* BEGIN EXCERPT *
Page MenuHomePhabricator

HELP: Calculate the number of inlinks/outlinks from/to a large group of articles / Bottlenecks
Closed, ResolvedPublic

Description

Hello,

I am opening this task in order to expose my current struggle with pagelinks and see if people more experienced might have an optimal solution to the problem. Some bottlnecks appear, especially when I try with my 'worst-case scenario', which is the English Wikipedia. I am block and I cannot progress in my research due to this.

PROBLEM: I want to do some calculations about the number of inlinks and the number of outlinks incoming and outgoing from articles. This can be made quite easily with the pagelinks table from the mysql wikireplicas by grouping the results and counting the pl_from and pl_to. The difficult part comes when I want to do these two calculations taking into account specific groups of articles.

I have selected over two million articles from English Wikipedia and I want to calculate for each article the number of inlinks coming from those two million and the number of outlinks to them. Here I have several options:

a) Try to introduce these two million articles by parameter.
a1. To query the entire table and receive the results for all the articles. (This would be ideal)
a2. To query article by article and receive the result.

b) To query the entire table almost as it is (no links incoming-going to other namespaces than 0), just sorted by pl_from or pl_to and perform the calculation in memory. This means that I have to check when each article finishes or begins and calculate the intersection of page_ids with my list of 2 million articles. The problem is that sorting by pl_from and pl_to may not be possible. This dies...

Use enwiki_p;
SELECT pl_from, pl_title FROM pagelinks WHERE pl_namespace=0 AND pl_from_namespace=0 ORDER BY pl_from;

c) To copy the entire table almost as it is (no links incoming-going to other namespaces than 0), in order to recreate it in a local Sqlite3 database which is actually really fast as it is reading from hard disk. Once there, I could either do the inner join in Sqlite3 or do something like b). The problem is that copying this table from wikireplicas to the VPS takes ages. I had to create a connection with a cursorclass=mdb_cursors.SSCursor. Otherwise the process would get killed after few minutes.
* END EXCERPT *
- _WHAT YOU NEED TO DO_
1: In the Phabricator task on counting inlinks and outlinks, what cursor class did the connection need so that copying the table would not be killed?
2: Continue the Phabricator task on counting inlinks and outlinks, beginning after its last sentence.
The records that follow are separate material, unrelated to the Phabricator task on counting inlinks and outlinks.
* BEGIN RECORDS PROVIDED *
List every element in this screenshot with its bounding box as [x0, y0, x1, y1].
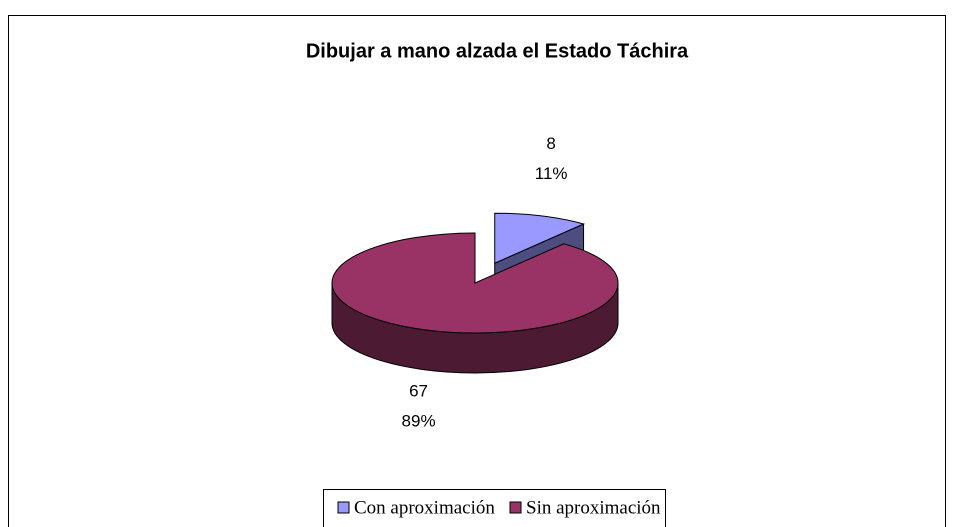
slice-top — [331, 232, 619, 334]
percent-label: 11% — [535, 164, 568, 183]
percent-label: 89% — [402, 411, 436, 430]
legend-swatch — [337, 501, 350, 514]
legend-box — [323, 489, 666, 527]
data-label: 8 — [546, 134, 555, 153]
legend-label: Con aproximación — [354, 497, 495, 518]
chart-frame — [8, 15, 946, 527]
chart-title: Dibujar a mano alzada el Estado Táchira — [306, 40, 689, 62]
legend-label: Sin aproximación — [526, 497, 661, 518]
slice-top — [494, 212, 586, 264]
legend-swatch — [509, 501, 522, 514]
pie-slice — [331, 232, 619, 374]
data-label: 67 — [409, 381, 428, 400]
* END RECORDS PROVIDED *
* BEGIN RECORDS PROVIDED *
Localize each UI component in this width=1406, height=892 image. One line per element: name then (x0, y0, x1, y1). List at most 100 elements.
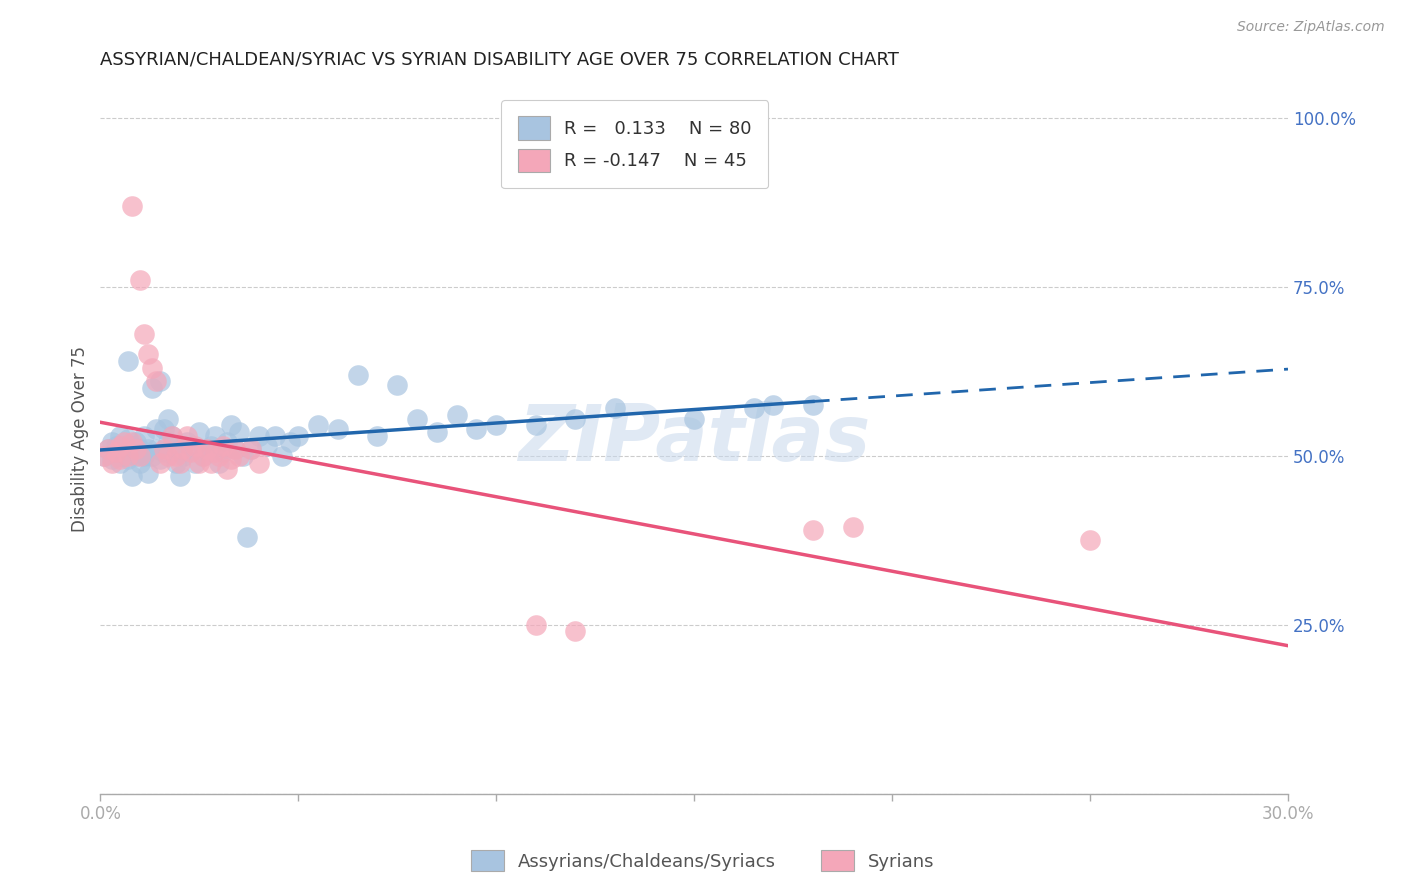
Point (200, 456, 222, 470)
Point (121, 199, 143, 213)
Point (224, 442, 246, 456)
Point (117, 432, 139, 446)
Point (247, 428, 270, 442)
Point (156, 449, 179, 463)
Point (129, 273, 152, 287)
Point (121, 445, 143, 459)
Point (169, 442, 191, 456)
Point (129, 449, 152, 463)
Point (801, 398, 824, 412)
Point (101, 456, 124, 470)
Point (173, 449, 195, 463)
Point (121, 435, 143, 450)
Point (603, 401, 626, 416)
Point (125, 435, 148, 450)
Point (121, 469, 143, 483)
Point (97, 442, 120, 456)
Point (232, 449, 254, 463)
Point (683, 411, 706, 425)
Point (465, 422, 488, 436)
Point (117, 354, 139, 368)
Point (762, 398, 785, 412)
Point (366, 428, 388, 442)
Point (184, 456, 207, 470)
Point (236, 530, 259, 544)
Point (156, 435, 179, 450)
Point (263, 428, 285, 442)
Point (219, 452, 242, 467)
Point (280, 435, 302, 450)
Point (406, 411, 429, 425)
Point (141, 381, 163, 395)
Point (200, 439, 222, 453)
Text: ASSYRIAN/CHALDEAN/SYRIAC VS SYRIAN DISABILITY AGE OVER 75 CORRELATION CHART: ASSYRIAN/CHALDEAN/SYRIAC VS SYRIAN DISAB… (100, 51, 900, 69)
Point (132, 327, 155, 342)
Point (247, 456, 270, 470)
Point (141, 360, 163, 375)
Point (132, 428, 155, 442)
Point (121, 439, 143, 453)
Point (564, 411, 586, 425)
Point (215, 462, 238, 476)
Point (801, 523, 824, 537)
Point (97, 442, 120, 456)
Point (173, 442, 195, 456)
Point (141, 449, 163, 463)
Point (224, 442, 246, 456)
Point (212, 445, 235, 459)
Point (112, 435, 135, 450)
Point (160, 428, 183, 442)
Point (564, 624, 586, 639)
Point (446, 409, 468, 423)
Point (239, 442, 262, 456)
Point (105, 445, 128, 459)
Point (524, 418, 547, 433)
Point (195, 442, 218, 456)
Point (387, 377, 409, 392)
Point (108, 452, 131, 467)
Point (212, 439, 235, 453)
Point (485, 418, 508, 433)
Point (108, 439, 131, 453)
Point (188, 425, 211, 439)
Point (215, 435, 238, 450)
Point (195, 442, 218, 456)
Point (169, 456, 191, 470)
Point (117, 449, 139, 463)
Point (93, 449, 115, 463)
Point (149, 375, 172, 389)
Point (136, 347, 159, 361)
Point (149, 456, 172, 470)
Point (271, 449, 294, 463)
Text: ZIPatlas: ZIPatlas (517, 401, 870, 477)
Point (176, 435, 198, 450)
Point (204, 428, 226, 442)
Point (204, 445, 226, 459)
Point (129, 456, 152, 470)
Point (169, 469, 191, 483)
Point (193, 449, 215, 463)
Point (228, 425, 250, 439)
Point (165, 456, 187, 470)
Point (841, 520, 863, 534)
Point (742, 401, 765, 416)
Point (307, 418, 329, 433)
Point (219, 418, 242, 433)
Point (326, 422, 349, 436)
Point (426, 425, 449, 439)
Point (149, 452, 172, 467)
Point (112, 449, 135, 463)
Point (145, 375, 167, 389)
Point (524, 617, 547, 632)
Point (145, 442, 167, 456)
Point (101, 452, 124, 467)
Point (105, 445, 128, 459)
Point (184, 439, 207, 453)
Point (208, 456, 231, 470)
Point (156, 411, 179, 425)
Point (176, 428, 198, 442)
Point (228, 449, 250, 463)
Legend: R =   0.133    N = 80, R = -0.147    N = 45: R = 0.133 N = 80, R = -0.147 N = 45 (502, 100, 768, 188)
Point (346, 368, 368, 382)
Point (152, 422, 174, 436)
* END RECORDS PROVIDED *
- _RESULTS OF THE TASKS_
1: The connection needed cursorclass=mdb_cursors.SSCursor.

2:
I tried to copy the Catalan Wikipedia pagelinks table and it took 5 hours and it copied 10 GB. Considering it has over 500k articles I can estimate what it would take to do this with the English Wikipedia.

This is a quite good option if it was not this slow. As soon as the calculations were over, the script would delete the copy of pagelinks.

d) To copy the entire pagelinks table to another database (associated to the User) where I create a second table and insert the page_ids for the group of article I have previously selected and do the inner join all in MySQL. This was my solution two years ago, when I could iterate several times the groups of articles selected (first they were one million, then two million,...). This iteration with several selections of articles may not be required today (I hope I will not need it, as one calculation may be enough).
As far as I am told, this d) solution is not possible as user databases are not in the location than wikireplicas.

What would be the solution to the problem? The best solution would be a) (I still need to try a2) or b) but you may probably know a better option.

Thank you very much.

Event Timeline

Restricted Application added a subscriber: Aklapper. · View Herald TranscriptApr 23 2018, 5:52 PM

I have selected over two million articles from English Wikipedia

Is there any pattern on this two million articles? Can the list be generated by eg. a subquery or join?

I previously selected these two million articles with several criteria. I have them in a Sqlite3 database in the VPS.

I could do an INNER JOIN with the English Wikipedia pagelinks table if I could insert these 2 million articles in a table nearby the replica. It is either I move them there, I move the pagelinks away or I do the join by logics. The thing is that if I do it by logics, I cannot group pagelinks by article, as it dies... (this is what I tried to explain in b))..

in a table nearby the replica

Not possible. User databases cannot be joined with replicas unfortunately.

I do the join by logics

Can you try this?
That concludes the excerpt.